--- Material shown ---
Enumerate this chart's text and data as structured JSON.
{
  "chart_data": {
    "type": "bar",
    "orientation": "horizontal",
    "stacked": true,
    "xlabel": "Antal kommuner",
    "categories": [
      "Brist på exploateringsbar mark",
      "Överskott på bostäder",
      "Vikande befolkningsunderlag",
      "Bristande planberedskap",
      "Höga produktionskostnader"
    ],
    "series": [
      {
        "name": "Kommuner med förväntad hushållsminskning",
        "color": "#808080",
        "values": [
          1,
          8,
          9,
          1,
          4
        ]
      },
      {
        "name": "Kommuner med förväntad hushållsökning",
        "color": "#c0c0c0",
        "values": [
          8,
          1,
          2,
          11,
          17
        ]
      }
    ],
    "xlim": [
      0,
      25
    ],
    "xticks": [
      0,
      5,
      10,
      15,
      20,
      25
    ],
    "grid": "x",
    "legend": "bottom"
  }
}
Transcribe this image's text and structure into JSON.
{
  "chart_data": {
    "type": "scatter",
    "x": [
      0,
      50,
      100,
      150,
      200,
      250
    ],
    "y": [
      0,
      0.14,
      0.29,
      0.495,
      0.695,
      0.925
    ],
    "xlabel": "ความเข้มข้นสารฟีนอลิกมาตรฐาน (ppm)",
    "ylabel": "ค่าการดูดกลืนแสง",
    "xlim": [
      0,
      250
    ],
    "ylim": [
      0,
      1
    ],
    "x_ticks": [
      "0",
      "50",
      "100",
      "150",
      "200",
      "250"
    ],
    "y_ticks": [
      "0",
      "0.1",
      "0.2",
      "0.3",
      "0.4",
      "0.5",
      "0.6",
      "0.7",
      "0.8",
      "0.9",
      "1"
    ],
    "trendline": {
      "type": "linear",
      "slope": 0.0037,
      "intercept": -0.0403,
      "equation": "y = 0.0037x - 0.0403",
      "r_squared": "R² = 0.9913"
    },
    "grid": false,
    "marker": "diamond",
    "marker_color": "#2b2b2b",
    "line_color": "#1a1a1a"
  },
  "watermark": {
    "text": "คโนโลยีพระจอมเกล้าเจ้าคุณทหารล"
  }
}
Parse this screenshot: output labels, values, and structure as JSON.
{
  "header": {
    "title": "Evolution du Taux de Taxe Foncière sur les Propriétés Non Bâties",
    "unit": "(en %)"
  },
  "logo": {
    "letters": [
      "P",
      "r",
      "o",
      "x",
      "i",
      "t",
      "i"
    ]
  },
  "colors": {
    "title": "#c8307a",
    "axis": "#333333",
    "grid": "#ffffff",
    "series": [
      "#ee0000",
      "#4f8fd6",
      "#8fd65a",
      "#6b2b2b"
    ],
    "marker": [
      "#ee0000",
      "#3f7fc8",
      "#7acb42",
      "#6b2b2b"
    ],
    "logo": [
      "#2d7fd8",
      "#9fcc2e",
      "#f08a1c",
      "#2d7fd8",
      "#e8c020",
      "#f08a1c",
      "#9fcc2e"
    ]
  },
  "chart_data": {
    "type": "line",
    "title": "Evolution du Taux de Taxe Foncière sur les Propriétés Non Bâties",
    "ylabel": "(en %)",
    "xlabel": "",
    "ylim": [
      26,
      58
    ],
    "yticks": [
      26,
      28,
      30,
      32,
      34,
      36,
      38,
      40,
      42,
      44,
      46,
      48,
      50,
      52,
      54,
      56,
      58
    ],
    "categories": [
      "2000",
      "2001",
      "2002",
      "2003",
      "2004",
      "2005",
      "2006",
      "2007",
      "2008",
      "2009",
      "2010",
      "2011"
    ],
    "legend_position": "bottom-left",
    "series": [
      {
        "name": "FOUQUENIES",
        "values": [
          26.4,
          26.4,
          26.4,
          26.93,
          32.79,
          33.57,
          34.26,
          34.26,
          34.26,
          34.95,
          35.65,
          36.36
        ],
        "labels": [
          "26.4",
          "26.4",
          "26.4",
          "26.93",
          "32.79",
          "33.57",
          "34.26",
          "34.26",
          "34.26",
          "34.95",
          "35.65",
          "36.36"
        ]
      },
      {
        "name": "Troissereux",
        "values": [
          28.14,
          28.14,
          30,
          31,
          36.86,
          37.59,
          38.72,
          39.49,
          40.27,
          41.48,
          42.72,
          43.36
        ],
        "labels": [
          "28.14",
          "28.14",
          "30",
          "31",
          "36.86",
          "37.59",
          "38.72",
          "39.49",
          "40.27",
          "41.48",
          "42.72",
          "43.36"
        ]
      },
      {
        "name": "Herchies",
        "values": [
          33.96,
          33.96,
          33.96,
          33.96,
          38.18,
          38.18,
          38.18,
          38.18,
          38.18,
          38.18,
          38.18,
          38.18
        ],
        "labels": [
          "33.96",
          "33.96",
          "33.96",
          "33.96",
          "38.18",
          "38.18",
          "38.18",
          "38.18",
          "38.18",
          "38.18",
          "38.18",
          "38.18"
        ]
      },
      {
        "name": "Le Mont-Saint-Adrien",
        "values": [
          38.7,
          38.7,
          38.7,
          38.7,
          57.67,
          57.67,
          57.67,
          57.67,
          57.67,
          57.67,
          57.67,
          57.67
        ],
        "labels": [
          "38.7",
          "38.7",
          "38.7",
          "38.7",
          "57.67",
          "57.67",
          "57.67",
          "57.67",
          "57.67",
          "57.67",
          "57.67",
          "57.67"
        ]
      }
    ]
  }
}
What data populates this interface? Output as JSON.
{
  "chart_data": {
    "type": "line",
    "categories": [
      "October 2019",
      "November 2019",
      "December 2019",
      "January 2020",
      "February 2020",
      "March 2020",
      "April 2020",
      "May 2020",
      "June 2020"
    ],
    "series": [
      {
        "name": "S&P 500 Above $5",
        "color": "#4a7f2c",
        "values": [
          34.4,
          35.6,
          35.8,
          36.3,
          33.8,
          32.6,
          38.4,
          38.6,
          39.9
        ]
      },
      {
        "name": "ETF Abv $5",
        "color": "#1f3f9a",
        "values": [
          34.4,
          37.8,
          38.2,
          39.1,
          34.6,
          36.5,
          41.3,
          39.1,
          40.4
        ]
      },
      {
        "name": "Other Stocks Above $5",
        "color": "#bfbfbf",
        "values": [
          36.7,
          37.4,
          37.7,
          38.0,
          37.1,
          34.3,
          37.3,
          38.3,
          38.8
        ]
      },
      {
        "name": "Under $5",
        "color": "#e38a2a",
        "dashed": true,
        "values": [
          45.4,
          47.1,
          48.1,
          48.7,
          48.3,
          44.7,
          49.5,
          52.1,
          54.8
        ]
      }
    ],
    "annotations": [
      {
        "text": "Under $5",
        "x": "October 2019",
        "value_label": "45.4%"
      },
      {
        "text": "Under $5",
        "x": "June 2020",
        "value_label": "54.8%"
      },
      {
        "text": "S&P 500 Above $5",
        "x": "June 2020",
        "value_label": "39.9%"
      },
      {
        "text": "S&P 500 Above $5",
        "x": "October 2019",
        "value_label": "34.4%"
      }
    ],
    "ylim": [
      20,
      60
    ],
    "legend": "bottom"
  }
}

--- Task directions ---
Go through the entries and repeat each one exactly.

--- Finished answer ---
Enumerate this chart's text and data as structured JSON.
{
  "chart_data": {
    "type": "bar",
    "orientation": "horizontal",
    "stacked": true,
    "xlabel": "Antal kommuner",
    "categories": [
      "Brist på exploateringsbar mark",
      "Överskott på bostäder",
      "Vikande befolkningsunderlag",
      "Bristande planberedskap",
      "Höga produktionskostnader"
    ],
    "series": [
      {
        "name": "Kommuner med förväntad hushållsminskning",
        "color": "#808080",
        "values": [
          1,
          8,
          9,
          1,
          4
        ]
      },
      {
        "name": "Kommuner med förväntad hushållsökning",
        "color": "#c0c0c0",
        "values": [
          8,
          1,
          2,
          11,
          17
        ]
      }
    ],
    "xlim": [
      0,
      25
    ],
    "xticks": [
      0,
      5,
      10,
      15,
      20,
      25
    ],
    "grid": "x",
    "legend": "bottom"
  }
}
Transcribe this image's text and structure into JSON.
{
  "chart_data": {
    "type": "scatter",
    "x": [
      0,
      50,
      100,
      150,
      200,
      250
    ],
    "y": [
      0,
      0.14,
      0.29,
      0.495,
      0.695,
      0.925
    ],
    "xlabel": "ความเข้มข้นสารฟีนอลิกมาตรฐาน (ppm)",
    "ylabel": "ค่าการดูดกลืนแสง",
    "xlim": [
      0,
      250
    ],
    "ylim": [
      0,
      1
    ],
    "x_ticks": [
      "0",
      "50",
      "100",
      "150",
      "200",
      "250"
    ],
    "y_ticks": [
      "0",
      "0.1",
      "0.2",
      "0.3",
      "0.4",
      "0.5",
      "0.6",
      "0.7",
      "0.8",
      "0.9",
      "1"
    ],
    "trendline": {
      "type": "linear",
      "slope": 0.0037,
      "intercept": -0.0403,
      "equation": "y = 0.0037x - 0.0403",
      "r_squared": "R² = 0.9913"
    },
    "grid": false,
    "marker": "diamond",
    "marker_color": "#2b2b2b",
    "line_color": "#1a1a1a"
  },
  "watermark": {
    "text": "คโนโลยีพระจอมเกล้าเจ้าคุณทหารล"
  }
}
Parse this screenshot: output labels, values, and structure as JSON.
{
  "header": {
    "title": "Evolution du Taux de Taxe Foncière sur les Propriétés Non Bâties",
    "unit": "(en %)"
  },
  "logo": {
    "letters": [
      "P",
      "r",
      "o",
      "x",
      "i",
      "t",
      "i"
    ]
  },
  "colors": {
    "title": "#c8307a",
    "axis": "#333333",
    "grid": "#ffffff",
    "series": [
      "#ee0000",
      "#4f8fd6",
      "#8fd65a",
      "#6b2b2b"
    ],
    "marker": [
      "#ee0000",
      "#3f7fc8",
      "#7acb42",
      "#6b2b2b"
    ],
    "logo": [
      "#2d7fd8",
      "#9fcc2e",
      "#f08a1c",
      "#2d7fd8",
      "#e8c020",
      "#f08a1c",
      "#9fcc2e"
    ]
  },
  "chart_data": {
    "type": "line",
    "title": "Evolution du Taux de Taxe Foncière sur les Propriétés Non Bâties",
    "ylabel": "(en %)",
    "xlabel": "",
    "ylim": [
      26,
      58
    ],
    "yticks": [
      26,
      28,
      30,
      32,
      34,
      36,
      38,
      40,
      42,
      44,
      46,
      48,
      50,
      52,
      54,
      56,
      58
    ],
    "categories": [
      "2000",
      "2001",
      "2002",
      "2003",
      "2004",
      "2005",
      "2006",
      "2007",
      "2008",
      "2009",
      "2010",
      "2011"
    ],
    "legend_position": "bottom-left",
    "series": [
      {
        "name": "FOUQUENIES",
        "values": [
          26.4,
          26.4,
          26.4,
          26.93,
          32.79,
          33.57,
          34.26,
          34.26,
          34.26,
          34.95,
          35.65,
          36.36
        ],
        "labels": [
          "26.4",
          "26.4",
          "26.4",
          "26.93",
          "32.79",
          "33.57",
          "34.26",
          "34.26",
          "34.26",
          "34.95",
          "35.65",
          "36.36"
        ]
      },
      {
        "name": "Troissereux",
        "values": [
          28.14,
          28.14,
          30,
          31,
          36.86,
          37.59,
          38.72,
          39.49,
          40.27,
          41.48,
          42.72,
          43.36
        ],
        "labels": [
          "28.14",
          "28.14",
          "30",
          "31",
          "36.86",
          "37.59",
          "38.72",
          "39.49",
          "40.27",
          "41.48",
          "42.72",
          "43.36"
        ]
      },
      {
        "name": "Herchies",
        "values": [
          33.96,
          33.96,
          33.96,
          33.96,
          38.18,
          38.18,
          38.18,
          38.18,
          38.18,
          38.18,
          38.18,
          38.18
        ],
        "labels": [
          "33.96",
          "33.96",
          "33.96",
          "33.96",
          "38.18",
          "38.18",
          "38.18",
          "38.18",
          "38.18",
          "38.18",
          "38.18",
          "38.18"
        ]
      },
      {
        "name": "Le Mont-Saint-Adrien",
        "values": [
          38.7,
          38.7,
          38.7,
          38.7,
          57.67,
          57.67,
          57.67,
          57.67,
          57.67,
          57.67,
          57.67,
          57.67
        ],
        "labels": [
          "38.7",
          "38.7",
          "38.7",
          "38.7",
          "57.67",
          "57.67",
          "57.67",
          "57.67",
          "57.67",
          "57.67",
          "57.67",
          "57.67"
        ]
      }
    ]
  }
}
What data populates this interface? Output as JSON.
{
  "chart_data": {
    "type": "line",
    "categories": [
      "October 2019",
      "November 2019",
      "December 2019",
      "January 2020",
      "February 2020",
      "March 2020",
      "April 2020",
      "May 2020",
      "June 2020"
    ],
    "series": [
      {
        "name": "S&P 500 Above $5",
        "color": "#4a7f2c",
        "values": [
          34.4,
          35.6,
          35.8,
          36.3,
          33.8,
          32.6,
          38.4,
          38.6,
          39.9
        ]
      },
      {
        "name": "ETF Abv $5",
        "color": "#1f3f9a",
        "values": [
          34.4,
          37.8,
          38.2,
          39.1,
          34.6,
          36.5,
          41.3,
          39.1,
          40.4
        ]
      },
      {
        "name": "Other Stocks Above $5",
        "color": "#bfbfbf",
        "values": [
          36.7,
          37.4,
          37.7,
          38.0,
          37.1,
          34.3,
          37.3,
          38.3,
          38.8
        ]
      },
      {
        "name": "Under $5",
        "color": "#e38a2a",
        "dashed": true,
        "values": [
          45.4,
          47.1,
          48.1,
          48.7,
          48.3,
          44.7,
          49.5,
          52.1,
          54.8
        ]
      }
    ],
    "annotations": [
      {
        "text": "Under $5",
        "x": "October 2019",
        "value_label": "45.4%"
      },
      {
        "text": "Under $5",
        "x": "June 2020",
        "value_label": "54.8%"
      },
      {
        "text": "S&P 500 Above $5",
        "x": "June 2020",
        "value_label": "39.9%"
      },
      {
        "text": "S&P 500 Above $5",
        "x": "October 2019",
        "value_label": "34.4%"
      }
    ],
    "ylim": [
      20,
      60
    ],
    "legend": "bottom"
  }
}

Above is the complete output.